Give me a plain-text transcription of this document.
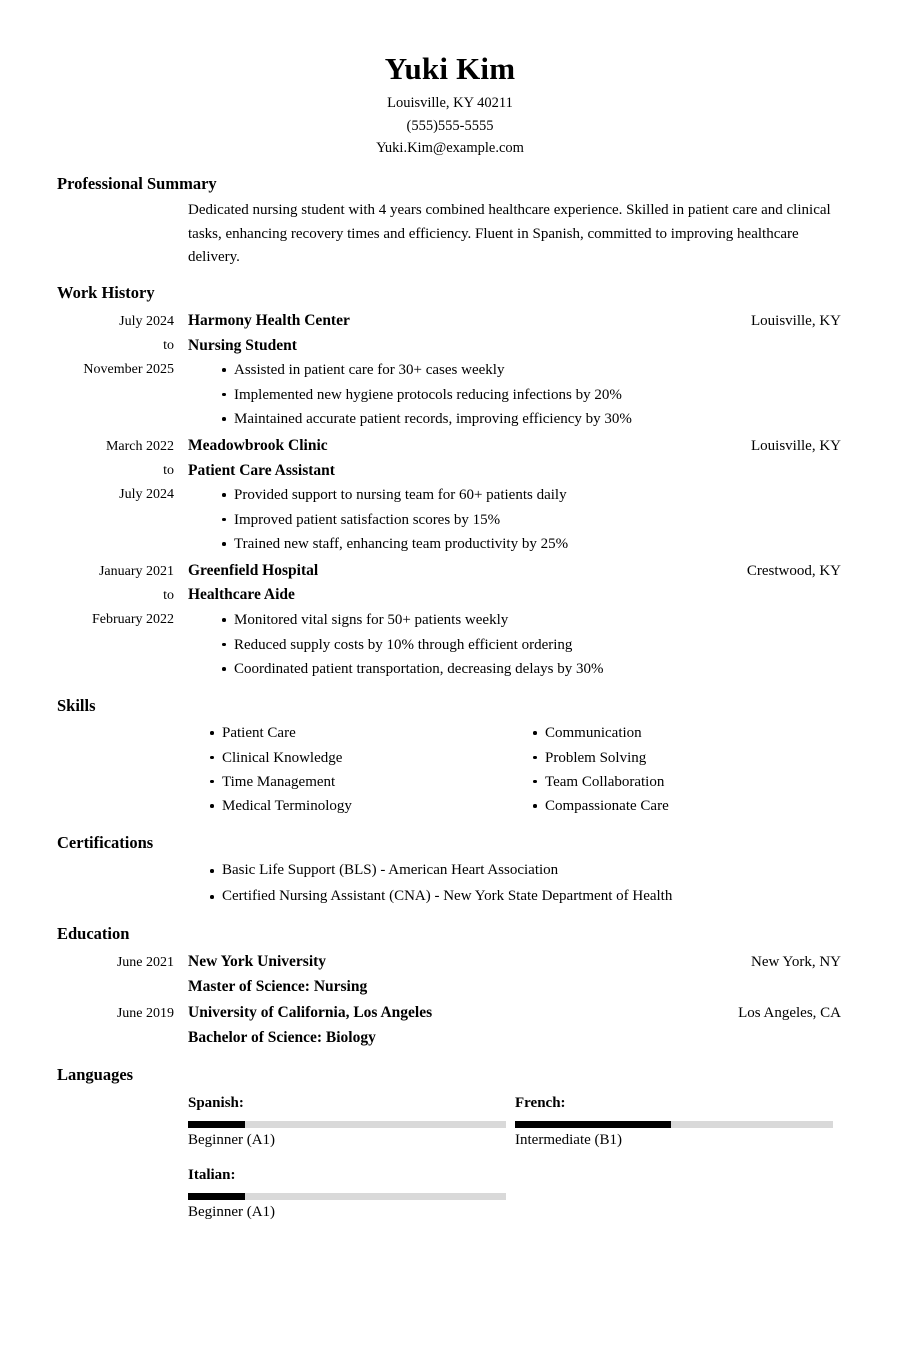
Yuki Kim
Louisville, KY 40211
(555)555-5555
Yuki.Kim@example.com
Professional Summary
Dedicated nursing student with 4 years combined healthcare experience. Skilled in patient care and clinical tasks, enhancing recovery times and efficiency. Fluent in Spanish, committed to improving healthcare delivery.
Work History
July 2024
to
November 2025
Harmony Health Center	Louisville, KY
Nursing Student
Assisted in patient care for 30+ cases weekly
Implemented new hygiene protocols reducing infections by 20%
Maintained accurate patient records, improving efficiency by 30%
March 2022
to
July 2024
Meadowbrook Clinic	Louisville, KY
Patient Care Assistant
Provided support to nursing team for 60+ patients daily
Improved patient satisfaction scores by 15%
Trained new staff, enhancing team productivity by 25%
January 2021
to
February 2022
Greenfield Hospital	Crestwood, KY
Healthcare Aide
Monitored vital signs for 50+ patients weekly
Reduced supply costs by 10% through efficient ordering
Coordinated patient transportation, decreasing delays by 30%
Skills
Patient Care
Clinical Knowledge
Time Management
Medical Terminology
Communication
Problem Solving
Team Collaboration
Compassionate Care
Certifications
Basic Life Support (BLS) - American Heart Association
Certified Nursing Assistant (CNA) - New York State Department of Health
Education
June 2021 New York University	New York, NY
Master of Science: Nursing
June 2019 University of California, Los Angeles	Los Angeles, CA
Bachelor of Science: Biology
Languages
Spanish:
Beginner (A1)
French:
Intermediate (B1)
Italian:
Beginner (A1)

##############################

**WHAT IS EXPECTED:** The job is to copy all the records precisely while omitting any picture.

**RESULT:**
Give me a plain-text transcription of this document.
Yuki Kim
Louisville, KY 40211
(555)555-5555
Yuki.Kim@example.com
Professional Summary
Dedicated nursing student with 4 years combined healthcare experience. Skilled in patient care and clinical tasks, enhancing recovery times and efficiency. Fluent in Spanish, committed to improving healthcare delivery.
Work History
July 2024
to
November 2025
Harmony Health Center	Louisville, KY
Nursing Student
Assisted in patient care for 30+ cases weekly
Implemented new hygiene protocols reducing infections by 20%
Maintained accurate patient records, improving efficiency by 30%
March 2022
to
July 2024
Meadowbrook Clinic	Louisville, KY
Patient Care Assistant
Provided support to nursing team for 60+ patients daily
Improved patient satisfaction scores by 15%
Trained new staff, enhancing team productivity by 25%
January 2021
to
February 2022
Greenfield Hospital	Crestwood, KY
Healthcare Aide
Monitored vital signs for 50+ patients weekly
Reduced supply costs by 10% through efficient ordering
Coordinated patient transportation, decreasing delays by 30%
Skills
Patient Care
Clinical Knowledge
Time Management
Medical Terminology
Communication
Problem Solving
Team Collaboration
Compassionate Care
Certifications
Basic Life Support (BLS) - American Heart Association
Certified Nursing Assistant (CNA) - New York State Department of Health
Education
June 2021 New York University	New York, NY
Master of Science: Nursing
June 2019 University of California, Los Angeles	Los Angeles, CA
Bachelor of Science: Biology
Languages
Spanish:
Beginner (A1)
French:
Intermediate (B1)
Italian:
Beginner (A1)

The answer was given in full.